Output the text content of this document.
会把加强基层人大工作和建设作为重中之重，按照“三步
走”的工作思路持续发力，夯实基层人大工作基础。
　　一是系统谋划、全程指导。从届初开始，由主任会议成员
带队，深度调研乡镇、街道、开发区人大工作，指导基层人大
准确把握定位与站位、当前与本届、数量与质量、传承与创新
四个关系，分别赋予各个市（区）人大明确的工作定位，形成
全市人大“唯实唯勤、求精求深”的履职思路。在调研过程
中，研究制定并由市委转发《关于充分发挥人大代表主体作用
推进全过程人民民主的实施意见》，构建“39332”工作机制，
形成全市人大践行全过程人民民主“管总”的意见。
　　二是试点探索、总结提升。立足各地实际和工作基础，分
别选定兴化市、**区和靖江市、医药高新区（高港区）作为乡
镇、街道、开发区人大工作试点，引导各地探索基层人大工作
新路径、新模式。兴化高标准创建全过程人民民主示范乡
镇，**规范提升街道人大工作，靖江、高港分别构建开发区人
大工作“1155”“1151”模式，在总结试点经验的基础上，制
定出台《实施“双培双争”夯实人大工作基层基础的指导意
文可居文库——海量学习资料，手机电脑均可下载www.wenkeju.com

■ ■ ■

▸ AIM
Exactly reproduce every line found in the records.

▸ THE REPLY
Output the text content of this document.
会把加强基层人大工作和建设作为重中之重，按照“三步
走”的工作思路持续发力，夯实基层人大工作基础。
　　一是系统谋划、全程指导。从届初开始，由主任会议成员
带队，深度调研乡镇、街道、开发区人大工作，指导基层人大
准确把握定位与站位、当前与本届、数量与质量、传承与创新
四个关系，分别赋予各个市（区）人大明确的工作定位，形成
全市人大“唯实唯勤、求精求深”的履职思路。在调研过程
中，研究制定并由市委转发《关于充分发挥人大代表主体作用
推进全过程人民民主的实施意见》，构建“39332”工作机制，
形成全市人大践行全过程人民民主“管总”的意见。
　　二是试点探索、总结提升。立足各地实际和工作基础，分
别选定兴化市、**区和靖江市、医药高新区（高港区）作为乡
镇、街道、开发区人大工作试点，引导各地探索基层人大工作
新路径、新模式。兴化高标准创建全过程人民民主示范乡
镇，**规范提升街道人大工作，靖江、高港分别构建开发区人
大工作“1155”“1151”模式，在总结试点经验的基础上，制
定出台《实施“双培双争”夯实人大工作基层基础的指导意
文可居文库——海量学习资料，手机电脑均可下载www.wenkeju.com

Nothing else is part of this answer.